Goal of the exercise:
All of the listing below must be repeated word for word. Pictures are the only thing to omit.

Exercise inputs:

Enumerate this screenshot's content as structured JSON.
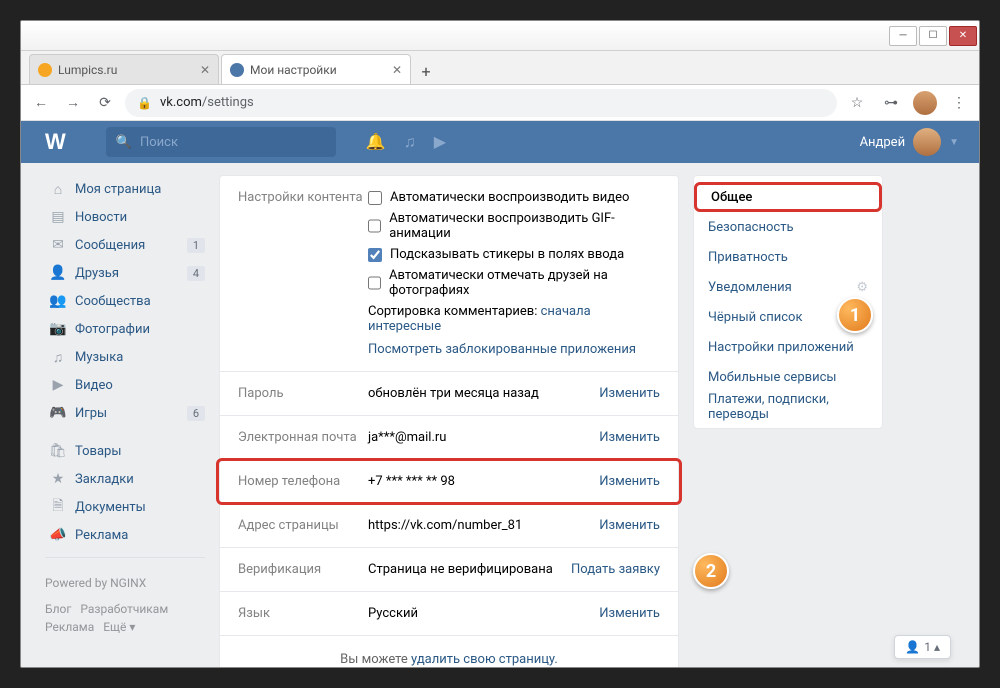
{
  "browser": {
    "tabs": [
      {
        "title": "Lumpics.ru",
        "active": false
      },
      {
        "title": "Мои настройки",
        "active": true
      }
    ],
    "url_host": "vk.com",
    "url_path": "/settings"
  },
  "vk_header": {
    "search_placeholder": "Поиск",
    "user_name": "Андрей"
  },
  "nav": {
    "items": [
      {
        "icon": "⌂",
        "label": "Моя страница",
        "badge": ""
      },
      {
        "icon": "▤",
        "label": "Новости",
        "badge": ""
      },
      {
        "icon": "✉",
        "label": "Сообщения",
        "badge": "1"
      },
      {
        "icon": "👤",
        "label": "Друзья",
        "badge": "4"
      },
      {
        "icon": "👥",
        "label": "Сообщества",
        "badge": ""
      },
      {
        "icon": "📷",
        "label": "Фотографии",
        "badge": ""
      },
      {
        "icon": "♫",
        "label": "Музыка",
        "badge": ""
      },
      {
        "icon": "▶",
        "label": "Видео",
        "badge": ""
      },
      {
        "icon": "🎮",
        "label": "Игры",
        "badge": "6"
      }
    ],
    "items2": [
      {
        "icon": "🛍",
        "label": "Товары"
      },
      {
        "icon": "★",
        "label": "Закладки"
      },
      {
        "icon": "🗎",
        "label": "Документы"
      },
      {
        "icon": "📣",
        "label": "Реклама"
      }
    ],
    "powered": "Powered by NGINX",
    "footer": {
      "blog": "Блог",
      "devs": "Разработчикам",
      "ads": "Реклама",
      "more": "Ещё ▾"
    }
  },
  "settings": {
    "content_label": "Настройки контента",
    "checks": {
      "c1": {
        "label": "Автоматически воспроизводить видео",
        "checked": false
      },
      "c2": {
        "label": "Автоматически воспроизводить GIF-анимации",
        "checked": false
      },
      "c3": {
        "label": "Подсказывать стикеры в полях ввода",
        "checked": true
      },
      "c4": {
        "label": "Автоматически отмечать друзей на фотографиях",
        "checked": false
      }
    },
    "sort_prefix": "Сортировка комментариев: ",
    "sort_value": "сначала интересные",
    "blocked_apps": "Посмотреть заблокированные приложения",
    "rows": {
      "password": {
        "label": "Пароль",
        "value": "обновлён три месяца назад",
        "action": "Изменить"
      },
      "email": {
        "label": "Электронная почта",
        "value": "ja***@mail.ru",
        "action": "Изменить"
      },
      "phone": {
        "label": "Номер телефона",
        "value": "+7 *** *** ** 98",
        "action": "Изменить"
      },
      "url": {
        "label": "Адрес страницы",
        "value": "https://vk.com/number_81",
        "action": "Изменить"
      },
      "verify": {
        "label": "Верификация",
        "value": "Страница не верифицирована",
        "action": "Подать заявку"
      },
      "lang": {
        "label": "Язык",
        "value": "Русский",
        "action": "Изменить"
      }
    },
    "footer_prefix": "Вы можете ",
    "footer_link": "удалить свою страницу."
  },
  "right_menu": {
    "items": [
      {
        "label": "Общее",
        "active": true
      },
      {
        "label": "Безопасность"
      },
      {
        "label": "Приватность"
      },
      {
        "label": "Уведомления",
        "gear": true
      },
      {
        "label": "Чёрный список"
      },
      {
        "label": "Настройки приложений"
      },
      {
        "label": "Мобильные сервисы"
      },
      {
        "label": "Платежи, подписки, переводы"
      }
    ]
  },
  "callouts": {
    "c1": "1",
    "c2": "2"
  },
  "small_pop": "1 ▴"
}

Full solution:
Enumerate this screenshot's content as structured JSON.
{
  "browser": {
    "tabs": [
      {
        "title": "Lumpics.ru",
        "active": false
      },
      {
        "title": "Мои настройки",
        "active": true
      }
    ],
    "url_host": "vk.com",
    "url_path": "/settings"
  },
  "vk_header": {
    "search_placeholder": "Поиск",
    "user_name": "Андрей"
  },
  "nav": {
    "items": [
      {
        "icon": "⌂",
        "label": "Моя страница",
        "badge": ""
      },
      {
        "icon": "▤",
        "label": "Новости",
        "badge": ""
      },
      {
        "icon": "✉",
        "label": "Сообщения",
        "badge": "1"
      },
      {
        "icon": "👤",
        "label": "Друзья",
        "badge": "4"
      },
      {
        "icon": "👥",
        "label": "Сообщества",
        "badge": ""
      },
      {
        "icon": "📷",
        "label": "Фотографии",
        "badge": ""
      },
      {
        "icon": "♫",
        "label": "Музыка",
        "badge": ""
      },
      {
        "icon": "▶",
        "label": "Видео",
        "badge": ""
      },
      {
        "icon": "🎮",
        "label": "Игры",
        "badge": "6"
      }
    ],
    "items2": [
      {
        "icon": "🛍",
        "label": "Товары"
      },
      {
        "icon": "★",
        "label": "Закладки"
      },
      {
        "icon": "🗎",
        "label": "Документы"
      },
      {
        "icon": "📣",
        "label": "Реклама"
      }
    ],
    "powered": "Powered by NGINX",
    "footer": {
      "blog": "Блог",
      "devs": "Разработчикам",
      "ads": "Реклама",
      "more": "Ещё ▾"
    }
  },
  "settings": {
    "content_label": "Настройки контента",
    "checks": {
      "c1": {
        "label": "Автоматически воспроизводить видео",
        "checked": false
      },
      "c2": {
        "label": "Автоматически воспроизводить GIF-анимации",
        "checked": false
      },
      "c3": {
        "label": "Подсказывать стикеры в полях ввода",
        "checked": true
      },
      "c4": {
        "label": "Автоматически отмечать друзей на фотографиях",
        "checked": false
      }
    },
    "sort_prefix": "Сортировка комментариев: ",
    "sort_value": "сначала интересные",
    "blocked_apps": "Посмотреть заблокированные приложения",
    "rows": {
      "password": {
        "label": "Пароль",
        "value": "обновлён три месяца назад",
        "action": "Изменить"
      },
      "email": {
        "label": "Электронная почта",
        "value": "ja***@mail.ru",
        "action": "Изменить"
      },
      "phone": {
        "label": "Номер телефона",
        "value": "+7 *** *** ** 98",
        "action": "Изменить"
      },
      "url": {
        "label": "Адрес страницы",
        "value": "https://vk.com/number_81",
        "action": "Изменить"
      },
      "verify": {
        "label": "Верификация",
        "value": "Страница не верифицирована",
        "action": "Подать заявку"
      },
      "lang": {
        "label": "Язык",
        "value": "Русский",
        "action": "Изменить"
      }
    },
    "footer_prefix": "Вы можете ",
    "footer_link": "удалить свою страницу."
  },
  "right_menu": {
    "items": [
      {
        "label": "Общее",
        "active": true
      },
      {
        "label": "Безопасность"
      },
      {
        "label": "Приватность"
      },
      {
        "label": "Уведомления",
        "gear": true
      },
      {
        "label": "Чёрный список"
      },
      {
        "label": "Настройки приложений"
      },
      {
        "label": "Мобильные сервисы"
      },
      {
        "label": "Платежи, подписки, переводы"
      }
    ]
  },
  "callouts": {
    "c1": "1",
    "c2": "2"
  },
  "small_pop": "1 ▴"
}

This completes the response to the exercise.